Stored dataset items

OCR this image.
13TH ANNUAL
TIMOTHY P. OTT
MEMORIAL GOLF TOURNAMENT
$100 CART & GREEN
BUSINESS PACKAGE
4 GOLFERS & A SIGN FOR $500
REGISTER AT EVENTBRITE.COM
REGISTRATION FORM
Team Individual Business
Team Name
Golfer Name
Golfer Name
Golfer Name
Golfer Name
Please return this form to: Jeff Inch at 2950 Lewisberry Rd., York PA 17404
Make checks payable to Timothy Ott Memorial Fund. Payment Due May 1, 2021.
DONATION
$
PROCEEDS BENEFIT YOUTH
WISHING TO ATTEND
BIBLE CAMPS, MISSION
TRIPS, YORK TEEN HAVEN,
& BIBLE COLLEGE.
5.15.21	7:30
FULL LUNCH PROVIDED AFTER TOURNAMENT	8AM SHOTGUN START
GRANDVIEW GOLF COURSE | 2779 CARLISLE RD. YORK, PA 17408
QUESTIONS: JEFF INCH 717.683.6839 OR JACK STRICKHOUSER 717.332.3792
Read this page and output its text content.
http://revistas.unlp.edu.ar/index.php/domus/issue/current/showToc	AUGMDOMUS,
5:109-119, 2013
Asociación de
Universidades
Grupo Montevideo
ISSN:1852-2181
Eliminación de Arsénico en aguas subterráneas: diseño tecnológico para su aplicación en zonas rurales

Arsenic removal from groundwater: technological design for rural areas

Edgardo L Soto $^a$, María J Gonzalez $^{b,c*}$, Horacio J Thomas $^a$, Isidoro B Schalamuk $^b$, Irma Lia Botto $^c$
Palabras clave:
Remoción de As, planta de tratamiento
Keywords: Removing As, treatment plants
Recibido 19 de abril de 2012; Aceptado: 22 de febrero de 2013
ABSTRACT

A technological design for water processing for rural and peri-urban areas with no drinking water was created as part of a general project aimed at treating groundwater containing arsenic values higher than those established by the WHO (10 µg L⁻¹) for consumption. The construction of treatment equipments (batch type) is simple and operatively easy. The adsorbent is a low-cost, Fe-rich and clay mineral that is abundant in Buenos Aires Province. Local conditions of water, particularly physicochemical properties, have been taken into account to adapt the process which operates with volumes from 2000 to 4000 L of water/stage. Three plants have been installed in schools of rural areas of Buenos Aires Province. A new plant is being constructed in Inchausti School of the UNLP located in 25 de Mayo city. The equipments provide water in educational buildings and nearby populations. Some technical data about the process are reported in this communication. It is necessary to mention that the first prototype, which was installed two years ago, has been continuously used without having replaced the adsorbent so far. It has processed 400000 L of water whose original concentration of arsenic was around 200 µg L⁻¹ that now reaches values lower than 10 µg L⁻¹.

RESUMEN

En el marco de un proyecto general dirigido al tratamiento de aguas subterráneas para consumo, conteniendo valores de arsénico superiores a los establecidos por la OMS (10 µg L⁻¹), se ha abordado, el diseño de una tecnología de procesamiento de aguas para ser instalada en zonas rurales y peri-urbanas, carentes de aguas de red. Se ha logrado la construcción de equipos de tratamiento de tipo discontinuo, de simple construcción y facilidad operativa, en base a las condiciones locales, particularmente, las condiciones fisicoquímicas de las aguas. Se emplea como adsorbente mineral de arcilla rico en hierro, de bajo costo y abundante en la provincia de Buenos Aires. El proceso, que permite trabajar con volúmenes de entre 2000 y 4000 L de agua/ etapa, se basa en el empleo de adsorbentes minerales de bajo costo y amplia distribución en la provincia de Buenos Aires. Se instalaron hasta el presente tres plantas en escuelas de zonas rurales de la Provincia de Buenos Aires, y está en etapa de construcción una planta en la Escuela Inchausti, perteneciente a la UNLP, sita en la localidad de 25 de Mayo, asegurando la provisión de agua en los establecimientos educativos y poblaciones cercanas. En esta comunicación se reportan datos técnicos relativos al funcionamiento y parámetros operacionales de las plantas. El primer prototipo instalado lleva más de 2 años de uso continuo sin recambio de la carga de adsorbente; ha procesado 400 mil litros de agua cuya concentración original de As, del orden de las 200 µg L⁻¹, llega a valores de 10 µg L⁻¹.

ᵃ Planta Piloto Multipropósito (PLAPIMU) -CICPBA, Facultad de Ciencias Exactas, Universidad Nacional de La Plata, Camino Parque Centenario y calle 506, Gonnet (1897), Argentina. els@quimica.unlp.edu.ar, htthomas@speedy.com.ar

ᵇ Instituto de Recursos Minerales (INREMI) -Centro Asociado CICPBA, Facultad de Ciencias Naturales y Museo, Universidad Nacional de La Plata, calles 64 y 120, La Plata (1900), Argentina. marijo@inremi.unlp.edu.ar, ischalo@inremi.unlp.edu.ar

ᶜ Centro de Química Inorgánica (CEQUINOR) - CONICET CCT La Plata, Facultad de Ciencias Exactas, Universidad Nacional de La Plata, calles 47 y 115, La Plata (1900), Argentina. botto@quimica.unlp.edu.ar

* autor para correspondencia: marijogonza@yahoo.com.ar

**Task directions**
Within the records above, how many lines include the word "quimica"? State the number by itself.

**Exercise output**
2